§ **GOAL**:
"Diets" appears in how many lines of the entries? State only the number.

§ **RECORDED INFORMATION**:
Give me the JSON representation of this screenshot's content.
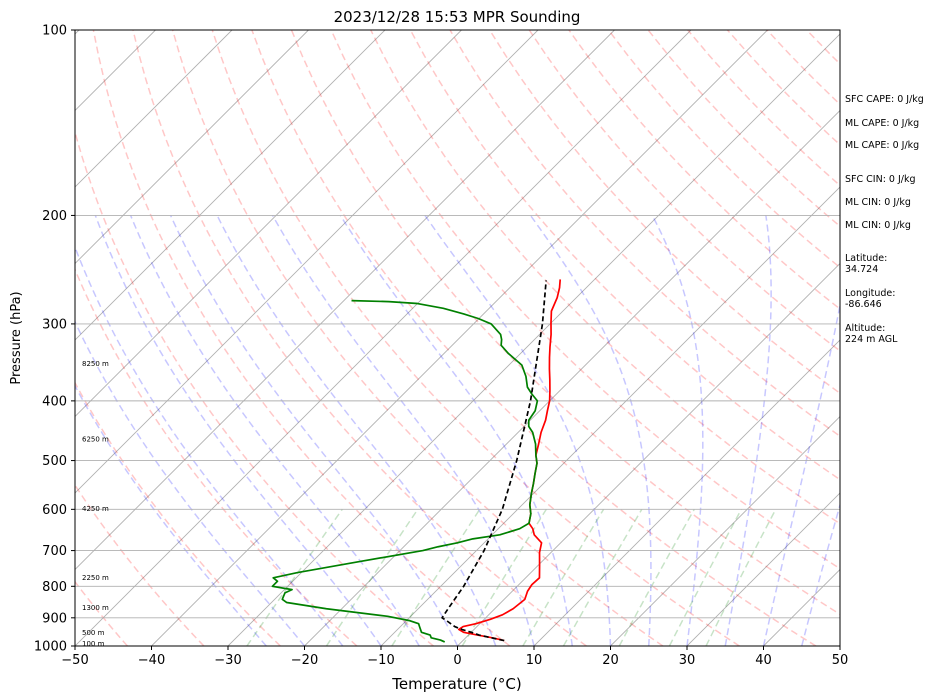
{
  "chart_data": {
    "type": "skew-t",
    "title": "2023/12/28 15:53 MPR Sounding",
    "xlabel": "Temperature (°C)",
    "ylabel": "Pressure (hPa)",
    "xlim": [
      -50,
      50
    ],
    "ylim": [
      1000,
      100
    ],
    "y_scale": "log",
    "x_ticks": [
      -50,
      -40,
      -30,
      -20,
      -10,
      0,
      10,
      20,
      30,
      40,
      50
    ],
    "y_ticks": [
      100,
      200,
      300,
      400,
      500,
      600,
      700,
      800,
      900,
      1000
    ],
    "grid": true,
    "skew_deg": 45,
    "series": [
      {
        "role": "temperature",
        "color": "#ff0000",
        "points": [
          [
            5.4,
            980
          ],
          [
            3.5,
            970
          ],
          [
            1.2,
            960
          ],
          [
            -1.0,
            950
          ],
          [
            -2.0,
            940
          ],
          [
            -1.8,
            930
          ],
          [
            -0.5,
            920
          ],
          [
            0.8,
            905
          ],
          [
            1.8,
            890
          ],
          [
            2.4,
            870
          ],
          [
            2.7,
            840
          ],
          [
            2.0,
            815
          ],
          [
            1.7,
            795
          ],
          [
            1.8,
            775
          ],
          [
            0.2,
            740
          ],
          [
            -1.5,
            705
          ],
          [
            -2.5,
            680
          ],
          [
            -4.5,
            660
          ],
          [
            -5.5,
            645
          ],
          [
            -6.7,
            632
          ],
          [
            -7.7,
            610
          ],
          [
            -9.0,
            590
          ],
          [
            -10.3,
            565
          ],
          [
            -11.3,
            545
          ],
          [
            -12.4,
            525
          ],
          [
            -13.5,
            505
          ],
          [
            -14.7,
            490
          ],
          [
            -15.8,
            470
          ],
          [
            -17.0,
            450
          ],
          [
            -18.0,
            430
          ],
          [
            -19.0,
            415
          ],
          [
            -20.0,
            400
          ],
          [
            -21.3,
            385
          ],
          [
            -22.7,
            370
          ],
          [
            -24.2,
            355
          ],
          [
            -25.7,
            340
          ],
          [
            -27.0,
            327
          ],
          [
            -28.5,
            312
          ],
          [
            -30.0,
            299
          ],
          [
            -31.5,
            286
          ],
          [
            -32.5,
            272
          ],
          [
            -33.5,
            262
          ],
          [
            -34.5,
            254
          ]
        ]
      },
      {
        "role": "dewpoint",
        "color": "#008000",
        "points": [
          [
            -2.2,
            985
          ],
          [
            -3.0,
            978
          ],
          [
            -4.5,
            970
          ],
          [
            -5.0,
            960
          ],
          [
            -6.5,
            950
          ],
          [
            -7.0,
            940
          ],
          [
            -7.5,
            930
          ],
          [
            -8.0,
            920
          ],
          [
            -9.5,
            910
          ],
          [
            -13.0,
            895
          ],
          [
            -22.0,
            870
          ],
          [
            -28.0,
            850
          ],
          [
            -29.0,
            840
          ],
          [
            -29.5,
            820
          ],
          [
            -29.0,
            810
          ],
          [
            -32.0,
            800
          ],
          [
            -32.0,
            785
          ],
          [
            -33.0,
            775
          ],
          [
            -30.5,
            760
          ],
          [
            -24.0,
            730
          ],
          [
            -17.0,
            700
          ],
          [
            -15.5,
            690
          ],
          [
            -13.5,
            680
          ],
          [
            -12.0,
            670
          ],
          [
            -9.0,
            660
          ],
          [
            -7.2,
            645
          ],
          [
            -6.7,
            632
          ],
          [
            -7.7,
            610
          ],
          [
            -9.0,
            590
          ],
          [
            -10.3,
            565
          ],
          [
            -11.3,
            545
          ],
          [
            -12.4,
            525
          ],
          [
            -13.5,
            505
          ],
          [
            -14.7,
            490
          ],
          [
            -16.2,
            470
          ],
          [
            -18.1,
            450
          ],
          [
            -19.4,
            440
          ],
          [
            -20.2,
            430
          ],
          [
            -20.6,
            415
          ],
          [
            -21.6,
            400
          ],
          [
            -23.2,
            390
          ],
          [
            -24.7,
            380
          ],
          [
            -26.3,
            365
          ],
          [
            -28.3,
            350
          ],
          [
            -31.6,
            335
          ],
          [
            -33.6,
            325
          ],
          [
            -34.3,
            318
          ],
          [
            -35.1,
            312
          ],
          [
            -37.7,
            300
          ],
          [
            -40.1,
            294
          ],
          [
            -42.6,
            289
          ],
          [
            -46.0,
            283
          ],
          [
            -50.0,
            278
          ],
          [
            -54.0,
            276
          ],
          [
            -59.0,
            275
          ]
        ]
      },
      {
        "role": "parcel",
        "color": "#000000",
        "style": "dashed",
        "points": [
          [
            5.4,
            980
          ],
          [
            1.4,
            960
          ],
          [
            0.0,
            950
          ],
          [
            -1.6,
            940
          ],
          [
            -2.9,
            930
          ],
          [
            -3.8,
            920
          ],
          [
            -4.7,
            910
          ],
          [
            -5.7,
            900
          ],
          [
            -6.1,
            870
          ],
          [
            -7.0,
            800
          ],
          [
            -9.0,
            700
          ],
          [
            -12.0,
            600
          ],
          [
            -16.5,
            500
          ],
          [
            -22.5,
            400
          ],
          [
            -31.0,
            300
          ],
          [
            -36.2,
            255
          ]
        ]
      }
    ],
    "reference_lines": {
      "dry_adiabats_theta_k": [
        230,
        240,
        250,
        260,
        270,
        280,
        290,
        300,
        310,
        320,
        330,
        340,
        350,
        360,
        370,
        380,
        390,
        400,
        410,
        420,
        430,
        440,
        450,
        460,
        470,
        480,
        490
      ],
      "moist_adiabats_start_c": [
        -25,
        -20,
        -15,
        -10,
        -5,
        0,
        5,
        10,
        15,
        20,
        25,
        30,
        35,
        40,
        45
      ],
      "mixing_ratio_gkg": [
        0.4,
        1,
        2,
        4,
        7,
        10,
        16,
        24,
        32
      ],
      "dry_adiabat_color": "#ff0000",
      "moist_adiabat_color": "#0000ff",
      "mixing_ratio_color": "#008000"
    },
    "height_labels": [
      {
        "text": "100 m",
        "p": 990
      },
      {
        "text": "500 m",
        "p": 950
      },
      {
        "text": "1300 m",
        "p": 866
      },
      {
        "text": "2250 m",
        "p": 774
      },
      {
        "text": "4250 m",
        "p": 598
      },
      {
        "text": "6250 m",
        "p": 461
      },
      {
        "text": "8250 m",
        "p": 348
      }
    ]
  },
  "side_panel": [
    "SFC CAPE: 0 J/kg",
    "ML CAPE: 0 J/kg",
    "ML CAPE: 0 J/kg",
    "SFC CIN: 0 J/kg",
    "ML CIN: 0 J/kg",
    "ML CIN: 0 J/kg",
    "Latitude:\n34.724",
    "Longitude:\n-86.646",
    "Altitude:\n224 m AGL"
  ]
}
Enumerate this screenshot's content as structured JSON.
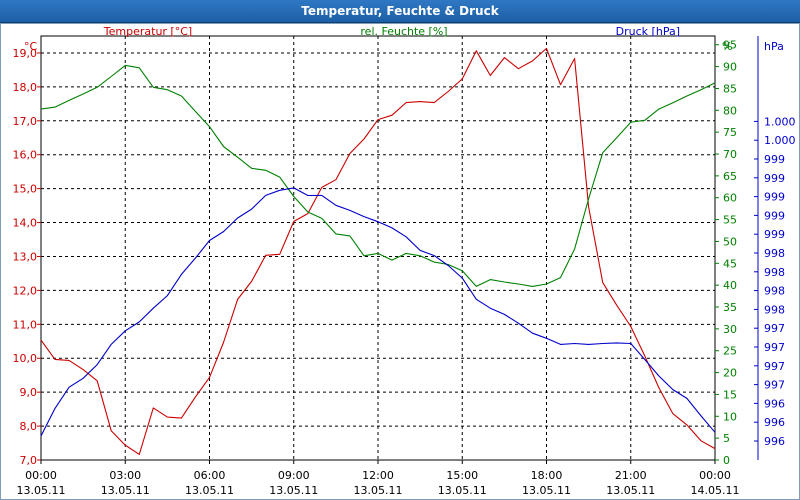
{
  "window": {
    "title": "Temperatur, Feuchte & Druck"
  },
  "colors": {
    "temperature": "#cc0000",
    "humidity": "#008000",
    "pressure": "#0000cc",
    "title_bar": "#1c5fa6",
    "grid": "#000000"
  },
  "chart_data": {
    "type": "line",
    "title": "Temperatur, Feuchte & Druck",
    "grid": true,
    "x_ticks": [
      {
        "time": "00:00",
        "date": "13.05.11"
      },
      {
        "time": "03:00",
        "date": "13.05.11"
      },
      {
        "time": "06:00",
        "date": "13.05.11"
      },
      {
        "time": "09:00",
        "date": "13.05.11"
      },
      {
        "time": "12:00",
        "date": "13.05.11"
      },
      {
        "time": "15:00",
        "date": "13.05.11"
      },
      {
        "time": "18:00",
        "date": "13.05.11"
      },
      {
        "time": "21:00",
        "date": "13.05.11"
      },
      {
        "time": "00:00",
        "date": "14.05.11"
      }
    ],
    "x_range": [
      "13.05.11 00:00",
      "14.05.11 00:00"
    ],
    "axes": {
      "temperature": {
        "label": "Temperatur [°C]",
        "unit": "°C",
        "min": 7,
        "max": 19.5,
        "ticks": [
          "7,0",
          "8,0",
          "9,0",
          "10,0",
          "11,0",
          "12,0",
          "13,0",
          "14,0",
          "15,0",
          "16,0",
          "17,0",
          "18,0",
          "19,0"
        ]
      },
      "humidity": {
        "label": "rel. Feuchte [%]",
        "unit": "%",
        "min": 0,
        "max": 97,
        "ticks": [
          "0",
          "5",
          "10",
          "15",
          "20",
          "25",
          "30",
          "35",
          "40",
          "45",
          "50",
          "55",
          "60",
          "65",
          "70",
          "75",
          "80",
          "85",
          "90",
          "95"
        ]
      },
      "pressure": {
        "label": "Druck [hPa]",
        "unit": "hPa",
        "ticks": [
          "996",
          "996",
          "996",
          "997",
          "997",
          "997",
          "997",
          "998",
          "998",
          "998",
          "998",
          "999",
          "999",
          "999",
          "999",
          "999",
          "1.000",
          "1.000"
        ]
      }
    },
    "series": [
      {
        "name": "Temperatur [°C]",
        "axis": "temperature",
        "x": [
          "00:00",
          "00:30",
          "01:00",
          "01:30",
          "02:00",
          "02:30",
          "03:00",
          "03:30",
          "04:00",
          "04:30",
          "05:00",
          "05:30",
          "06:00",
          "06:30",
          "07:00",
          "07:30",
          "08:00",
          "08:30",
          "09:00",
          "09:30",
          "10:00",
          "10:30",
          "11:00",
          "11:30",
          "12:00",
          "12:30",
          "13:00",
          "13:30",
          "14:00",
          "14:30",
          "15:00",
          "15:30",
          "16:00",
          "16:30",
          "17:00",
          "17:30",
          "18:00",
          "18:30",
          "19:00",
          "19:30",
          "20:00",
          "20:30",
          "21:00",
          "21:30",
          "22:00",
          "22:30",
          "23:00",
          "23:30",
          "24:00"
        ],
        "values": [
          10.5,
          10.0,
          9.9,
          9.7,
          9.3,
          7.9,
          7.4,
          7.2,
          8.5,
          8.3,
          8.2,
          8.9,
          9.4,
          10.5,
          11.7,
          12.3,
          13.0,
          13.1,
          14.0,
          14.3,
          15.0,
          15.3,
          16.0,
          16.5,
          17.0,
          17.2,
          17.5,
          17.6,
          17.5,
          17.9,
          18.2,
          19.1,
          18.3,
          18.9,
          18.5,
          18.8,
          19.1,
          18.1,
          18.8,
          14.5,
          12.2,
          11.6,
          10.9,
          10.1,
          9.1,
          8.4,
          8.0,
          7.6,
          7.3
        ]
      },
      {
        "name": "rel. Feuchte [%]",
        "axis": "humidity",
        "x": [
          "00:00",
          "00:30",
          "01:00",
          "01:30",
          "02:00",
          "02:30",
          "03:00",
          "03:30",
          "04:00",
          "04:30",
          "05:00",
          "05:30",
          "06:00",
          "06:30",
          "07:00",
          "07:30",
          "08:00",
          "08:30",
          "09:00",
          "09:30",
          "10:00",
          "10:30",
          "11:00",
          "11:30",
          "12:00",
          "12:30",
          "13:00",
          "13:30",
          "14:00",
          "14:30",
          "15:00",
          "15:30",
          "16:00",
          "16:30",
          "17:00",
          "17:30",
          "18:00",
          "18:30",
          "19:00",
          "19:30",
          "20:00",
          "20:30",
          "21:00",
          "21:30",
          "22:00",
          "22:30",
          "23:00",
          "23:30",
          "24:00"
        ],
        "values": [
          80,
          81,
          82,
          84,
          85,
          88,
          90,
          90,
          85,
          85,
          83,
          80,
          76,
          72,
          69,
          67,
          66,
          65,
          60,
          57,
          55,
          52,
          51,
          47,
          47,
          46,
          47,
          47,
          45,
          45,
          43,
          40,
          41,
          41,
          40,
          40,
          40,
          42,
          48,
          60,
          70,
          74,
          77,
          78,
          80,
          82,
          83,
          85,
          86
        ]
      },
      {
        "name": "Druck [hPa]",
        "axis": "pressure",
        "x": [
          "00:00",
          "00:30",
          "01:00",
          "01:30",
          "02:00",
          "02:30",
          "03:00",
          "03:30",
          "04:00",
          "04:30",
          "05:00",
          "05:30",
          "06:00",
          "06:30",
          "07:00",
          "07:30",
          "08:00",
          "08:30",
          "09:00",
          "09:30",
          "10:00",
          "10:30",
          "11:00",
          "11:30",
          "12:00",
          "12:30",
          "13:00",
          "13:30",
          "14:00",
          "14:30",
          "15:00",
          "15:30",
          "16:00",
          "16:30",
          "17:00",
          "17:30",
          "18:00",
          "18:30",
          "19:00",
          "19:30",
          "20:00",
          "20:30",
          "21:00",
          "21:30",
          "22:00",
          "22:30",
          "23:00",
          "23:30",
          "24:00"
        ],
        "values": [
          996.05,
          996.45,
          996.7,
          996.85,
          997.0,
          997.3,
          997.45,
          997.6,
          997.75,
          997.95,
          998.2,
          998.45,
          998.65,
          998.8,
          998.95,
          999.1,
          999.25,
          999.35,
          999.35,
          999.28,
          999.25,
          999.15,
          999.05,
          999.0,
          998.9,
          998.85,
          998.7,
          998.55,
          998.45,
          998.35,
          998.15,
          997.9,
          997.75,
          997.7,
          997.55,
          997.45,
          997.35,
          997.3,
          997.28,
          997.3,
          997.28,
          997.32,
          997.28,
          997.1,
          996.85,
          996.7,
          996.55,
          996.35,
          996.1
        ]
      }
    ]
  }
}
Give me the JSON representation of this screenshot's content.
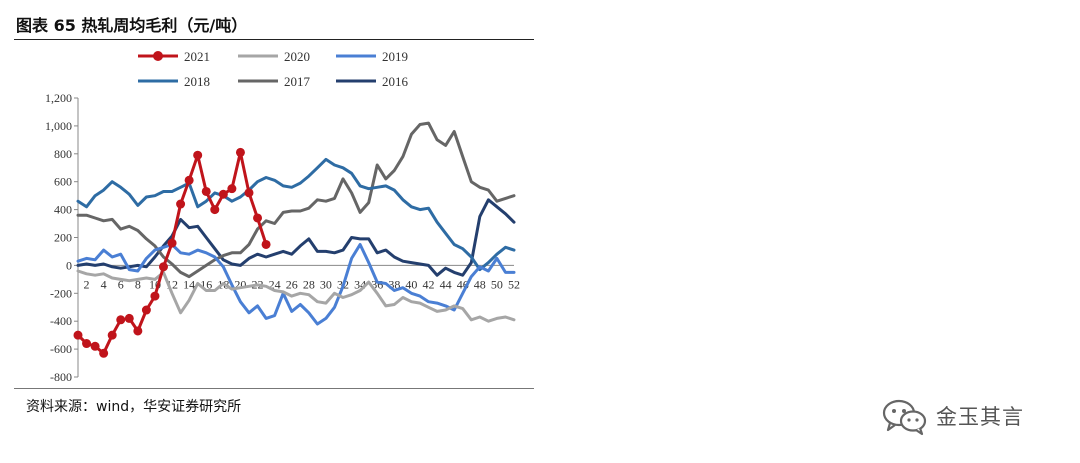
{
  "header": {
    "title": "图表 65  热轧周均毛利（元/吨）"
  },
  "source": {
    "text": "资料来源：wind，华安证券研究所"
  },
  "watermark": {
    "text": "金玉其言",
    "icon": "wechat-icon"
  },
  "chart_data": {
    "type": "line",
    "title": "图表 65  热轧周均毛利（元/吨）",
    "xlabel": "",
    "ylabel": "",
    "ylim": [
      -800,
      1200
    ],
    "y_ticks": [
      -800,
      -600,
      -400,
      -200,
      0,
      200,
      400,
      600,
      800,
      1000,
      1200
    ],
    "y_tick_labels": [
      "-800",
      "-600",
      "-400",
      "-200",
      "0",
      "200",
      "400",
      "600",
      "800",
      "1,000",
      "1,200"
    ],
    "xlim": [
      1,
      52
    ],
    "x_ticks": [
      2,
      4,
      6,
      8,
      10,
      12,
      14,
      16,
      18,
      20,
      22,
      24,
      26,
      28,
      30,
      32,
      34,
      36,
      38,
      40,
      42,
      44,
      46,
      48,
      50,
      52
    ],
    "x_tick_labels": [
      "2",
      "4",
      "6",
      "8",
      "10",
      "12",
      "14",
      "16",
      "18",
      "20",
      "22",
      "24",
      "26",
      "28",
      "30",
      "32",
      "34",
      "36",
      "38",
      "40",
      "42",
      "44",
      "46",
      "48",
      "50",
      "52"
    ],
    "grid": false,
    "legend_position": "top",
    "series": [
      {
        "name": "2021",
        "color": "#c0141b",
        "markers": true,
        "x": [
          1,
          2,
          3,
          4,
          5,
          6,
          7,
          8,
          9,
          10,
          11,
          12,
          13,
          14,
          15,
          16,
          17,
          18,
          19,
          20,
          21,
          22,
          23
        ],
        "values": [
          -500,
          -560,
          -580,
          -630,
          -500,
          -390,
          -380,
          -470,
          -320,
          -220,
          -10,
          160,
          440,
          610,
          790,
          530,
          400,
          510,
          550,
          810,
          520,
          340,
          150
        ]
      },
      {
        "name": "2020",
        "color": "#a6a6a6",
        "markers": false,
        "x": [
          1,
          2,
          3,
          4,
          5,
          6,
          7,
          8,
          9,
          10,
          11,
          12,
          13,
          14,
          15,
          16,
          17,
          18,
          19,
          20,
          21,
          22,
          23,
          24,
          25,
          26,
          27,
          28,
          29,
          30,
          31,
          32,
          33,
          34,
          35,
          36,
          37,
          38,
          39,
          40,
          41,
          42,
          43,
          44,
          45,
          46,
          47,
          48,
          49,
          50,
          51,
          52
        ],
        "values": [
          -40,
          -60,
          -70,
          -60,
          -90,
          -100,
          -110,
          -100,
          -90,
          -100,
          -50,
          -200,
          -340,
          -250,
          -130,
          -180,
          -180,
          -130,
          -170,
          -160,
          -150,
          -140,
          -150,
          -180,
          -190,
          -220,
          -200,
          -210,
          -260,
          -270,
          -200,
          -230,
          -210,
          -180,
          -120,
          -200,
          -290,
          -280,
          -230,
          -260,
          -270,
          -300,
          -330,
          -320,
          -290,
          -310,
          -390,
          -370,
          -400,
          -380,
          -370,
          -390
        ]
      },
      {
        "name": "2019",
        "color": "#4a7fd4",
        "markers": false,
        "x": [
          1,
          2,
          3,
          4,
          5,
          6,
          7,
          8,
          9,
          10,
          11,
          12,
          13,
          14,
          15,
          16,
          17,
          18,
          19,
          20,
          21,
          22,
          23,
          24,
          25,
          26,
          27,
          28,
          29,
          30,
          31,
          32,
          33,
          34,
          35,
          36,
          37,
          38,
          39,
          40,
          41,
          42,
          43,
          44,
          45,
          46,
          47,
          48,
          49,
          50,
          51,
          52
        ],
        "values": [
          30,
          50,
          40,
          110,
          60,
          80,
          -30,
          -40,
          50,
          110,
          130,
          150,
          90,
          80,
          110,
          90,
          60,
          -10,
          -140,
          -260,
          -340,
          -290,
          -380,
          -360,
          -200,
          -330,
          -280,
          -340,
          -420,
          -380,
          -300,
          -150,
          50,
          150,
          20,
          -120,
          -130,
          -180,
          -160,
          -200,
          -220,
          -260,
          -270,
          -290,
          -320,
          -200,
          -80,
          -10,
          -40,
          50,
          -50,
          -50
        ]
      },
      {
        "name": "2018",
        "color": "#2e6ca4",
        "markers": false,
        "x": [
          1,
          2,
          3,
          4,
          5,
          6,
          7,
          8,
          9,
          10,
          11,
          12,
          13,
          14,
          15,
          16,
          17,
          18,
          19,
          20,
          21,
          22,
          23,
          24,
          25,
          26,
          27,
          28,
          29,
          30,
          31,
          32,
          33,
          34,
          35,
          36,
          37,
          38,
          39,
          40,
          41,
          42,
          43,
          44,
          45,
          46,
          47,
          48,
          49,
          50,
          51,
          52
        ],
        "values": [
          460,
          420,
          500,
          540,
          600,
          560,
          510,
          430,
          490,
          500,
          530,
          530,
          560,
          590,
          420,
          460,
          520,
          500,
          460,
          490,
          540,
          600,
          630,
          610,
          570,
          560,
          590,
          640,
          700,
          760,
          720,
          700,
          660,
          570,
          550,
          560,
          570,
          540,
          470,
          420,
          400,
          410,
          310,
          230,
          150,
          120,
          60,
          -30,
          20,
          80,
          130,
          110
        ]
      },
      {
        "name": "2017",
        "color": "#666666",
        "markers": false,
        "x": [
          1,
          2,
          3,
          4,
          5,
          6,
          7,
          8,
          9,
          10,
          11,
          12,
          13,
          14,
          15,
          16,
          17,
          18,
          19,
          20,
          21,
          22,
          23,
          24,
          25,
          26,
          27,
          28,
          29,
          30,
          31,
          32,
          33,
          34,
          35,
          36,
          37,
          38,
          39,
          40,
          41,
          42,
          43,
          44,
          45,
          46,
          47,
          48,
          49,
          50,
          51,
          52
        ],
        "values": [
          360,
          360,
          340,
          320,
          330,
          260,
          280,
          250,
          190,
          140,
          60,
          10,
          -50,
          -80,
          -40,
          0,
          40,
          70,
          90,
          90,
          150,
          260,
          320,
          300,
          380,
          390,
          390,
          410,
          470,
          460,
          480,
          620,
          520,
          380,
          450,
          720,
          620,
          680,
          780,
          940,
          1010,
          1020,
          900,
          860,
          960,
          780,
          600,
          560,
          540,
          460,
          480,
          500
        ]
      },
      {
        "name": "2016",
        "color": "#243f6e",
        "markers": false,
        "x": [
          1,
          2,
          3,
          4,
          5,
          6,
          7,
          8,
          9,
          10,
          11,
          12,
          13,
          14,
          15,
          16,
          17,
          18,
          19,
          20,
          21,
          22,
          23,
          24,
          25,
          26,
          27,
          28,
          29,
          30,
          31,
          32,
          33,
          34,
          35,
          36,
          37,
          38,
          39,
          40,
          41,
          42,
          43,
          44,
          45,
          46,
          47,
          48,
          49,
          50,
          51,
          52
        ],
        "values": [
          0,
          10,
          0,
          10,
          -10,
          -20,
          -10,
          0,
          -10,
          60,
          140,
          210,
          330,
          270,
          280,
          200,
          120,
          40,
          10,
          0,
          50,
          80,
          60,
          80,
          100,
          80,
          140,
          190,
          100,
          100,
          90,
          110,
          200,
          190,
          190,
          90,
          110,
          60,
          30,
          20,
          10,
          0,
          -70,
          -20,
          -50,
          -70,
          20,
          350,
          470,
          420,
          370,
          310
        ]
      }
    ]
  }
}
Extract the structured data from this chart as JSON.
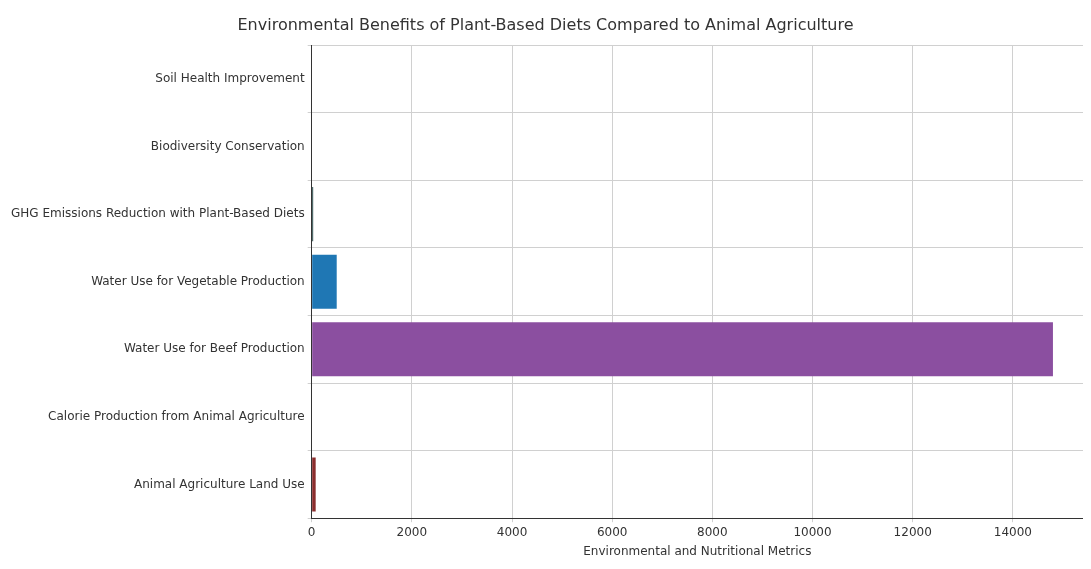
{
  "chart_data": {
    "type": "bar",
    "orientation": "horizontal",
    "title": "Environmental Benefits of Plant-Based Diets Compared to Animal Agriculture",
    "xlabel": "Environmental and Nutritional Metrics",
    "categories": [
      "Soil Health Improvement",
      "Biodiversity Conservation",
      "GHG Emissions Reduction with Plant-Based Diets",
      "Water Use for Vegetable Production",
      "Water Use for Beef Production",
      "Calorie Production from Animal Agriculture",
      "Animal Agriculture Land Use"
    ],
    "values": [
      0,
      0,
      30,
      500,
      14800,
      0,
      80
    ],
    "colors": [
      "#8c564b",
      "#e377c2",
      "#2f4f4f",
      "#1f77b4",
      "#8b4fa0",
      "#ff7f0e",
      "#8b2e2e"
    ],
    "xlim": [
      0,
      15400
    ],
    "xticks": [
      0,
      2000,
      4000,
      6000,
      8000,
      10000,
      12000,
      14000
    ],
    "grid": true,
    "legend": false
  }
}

§ **RESULT FOR THIS TASK**:
2